+++ Listing
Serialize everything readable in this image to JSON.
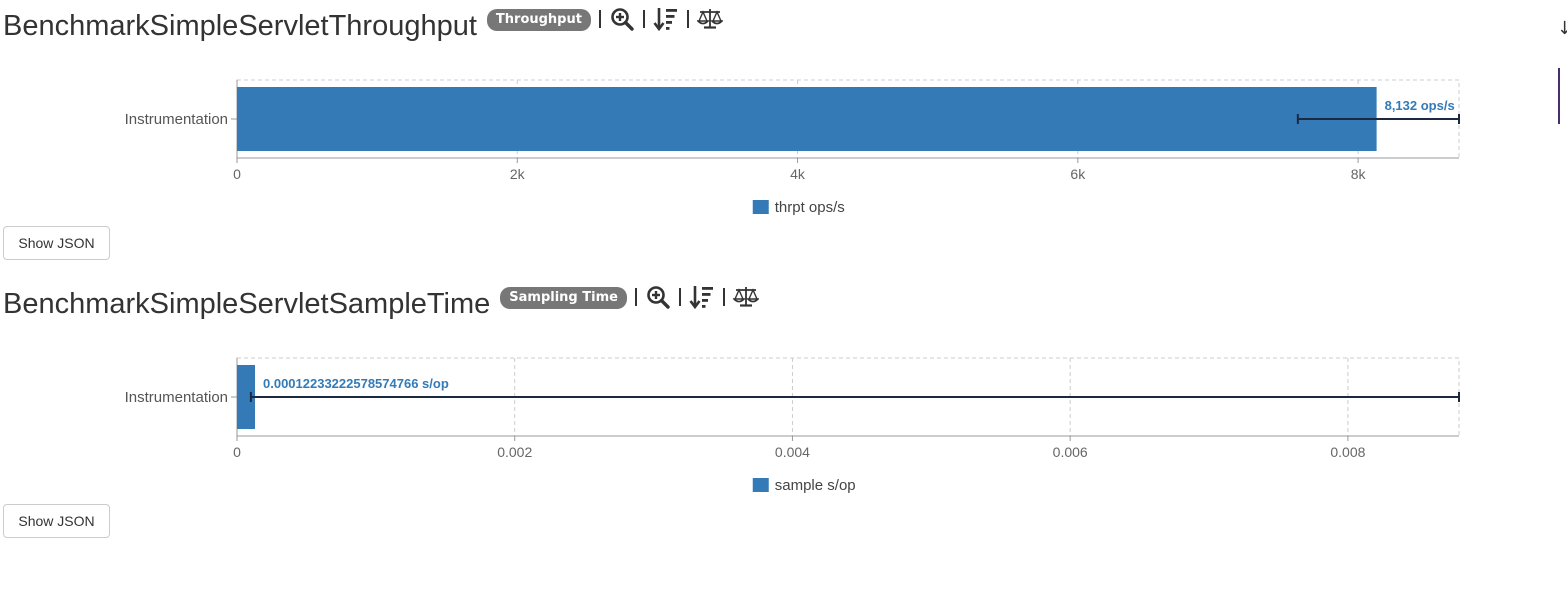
{
  "edge": {
    "arrow": "↓"
  },
  "charts": [
    {
      "title": "BenchmarkSimpleServletThroughput",
      "badge": "Throughput",
      "show_json_label": "Show JSON",
      "icons": [
        "zoom-in-icon",
        "sort-descending-icon",
        "balance-scale-icon"
      ]
    },
    {
      "title": "BenchmarkSimpleServletSampleTime",
      "badge": "Sampling Time",
      "show_json_label": "Show JSON",
      "icons": [
        "zoom-in-icon",
        "sort-descending-icon",
        "balance-scale-icon"
      ]
    }
  ],
  "colors": {
    "bar": "#337ab7",
    "error": "#1b2a41",
    "label": "#337ab7",
    "grid": "#cccccc"
  },
  "chart_data": [
    {
      "type": "bar",
      "orientation": "horizontal",
      "categories": [
        "Instrumentation"
      ],
      "series": [
        {
          "name": "thrpt ops/s",
          "values": [
            8132
          ]
        }
      ],
      "error": [
        [
          7570,
          8720
        ]
      ],
      "data_labels": [
        "8,132 ops/s"
      ],
      "xlim": [
        0,
        8720
      ],
      "xticks": [
        0,
        2000,
        4000,
        6000,
        8000
      ],
      "xtick_labels": [
        "0",
        "2k",
        "4k",
        "6k",
        "8k"
      ],
      "legend": "bottom",
      "grid": true
    },
    {
      "type": "bar",
      "orientation": "horizontal",
      "categories": [
        "Instrumentation"
      ],
      "series": [
        {
          "name": "sample s/op",
          "values": [
            0.00012233222578574766
          ]
        }
      ],
      "error": [
        [
          0.0001,
          0.0088
        ]
      ],
      "data_labels": [
        "0.00012233222578574766 s/op"
      ],
      "xlim": [
        0,
        0.0088
      ],
      "xticks": [
        0,
        0.002,
        0.004,
        0.006,
        0.008
      ],
      "xtick_labels": [
        "0",
        "0.002",
        "0.004",
        "0.006",
        "0.008"
      ],
      "legend": "bottom",
      "grid": true
    }
  ]
}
++++++
(What this task involves) Reproduce the full listing faithfully, but do not carry over any pictures.

(Task answer)
Serialize everything readable in this image to JSON.
{
  "edge": {
    "arrow": "↓"
  },
  "charts": [
    {
      "title": "BenchmarkSimpleServletThroughput",
      "badge": "Throughput",
      "show_json_label": "Show JSON",
      "icons": [
        "zoom-in-icon",
        "sort-descending-icon",
        "balance-scale-icon"
      ]
    },
    {
      "title": "BenchmarkSimpleServletSampleTime",
      "badge": "Sampling Time",
      "show_json_label": "Show JSON",
      "icons": [
        "zoom-in-icon",
        "sort-descending-icon",
        "balance-scale-icon"
      ]
    }
  ],
  "colors": {
    "bar": "#337ab7",
    "error": "#1b2a41",
    "label": "#337ab7",
    "grid": "#cccccc"
  },
  "chart_data": [
    {
      "type": "bar",
      "orientation": "horizontal",
      "categories": [
        "Instrumentation"
      ],
      "series": [
        {
          "name": "thrpt ops/s",
          "values": [
            8132
          ]
        }
      ],
      "error": [
        [
          7570,
          8720
        ]
      ],
      "data_labels": [
        "8,132 ops/s"
      ],
      "xlim": [
        0,
        8720
      ],
      "xticks": [
        0,
        2000,
        4000,
        6000,
        8000
      ],
      "xtick_labels": [
        "0",
        "2k",
        "4k",
        "6k",
        "8k"
      ],
      "legend": "bottom",
      "grid": true
    },
    {
      "type": "bar",
      "orientation": "horizontal",
      "categories": [
        "Instrumentation"
      ],
      "series": [
        {
          "name": "sample s/op",
          "values": [
            0.00012233222578574766
          ]
        }
      ],
      "error": [
        [
          0.0001,
          0.0088
        ]
      ],
      "data_labels": [
        "0.00012233222578574766 s/op"
      ],
      "xlim": [
        0,
        0.0088
      ],
      "xticks": [
        0,
        0.002,
        0.004,
        0.006,
        0.008
      ],
      "xtick_labels": [
        "0",
        "0.002",
        "0.004",
        "0.006",
        "0.008"
      ],
      "legend": "bottom",
      "grid": true
    }
  ]
}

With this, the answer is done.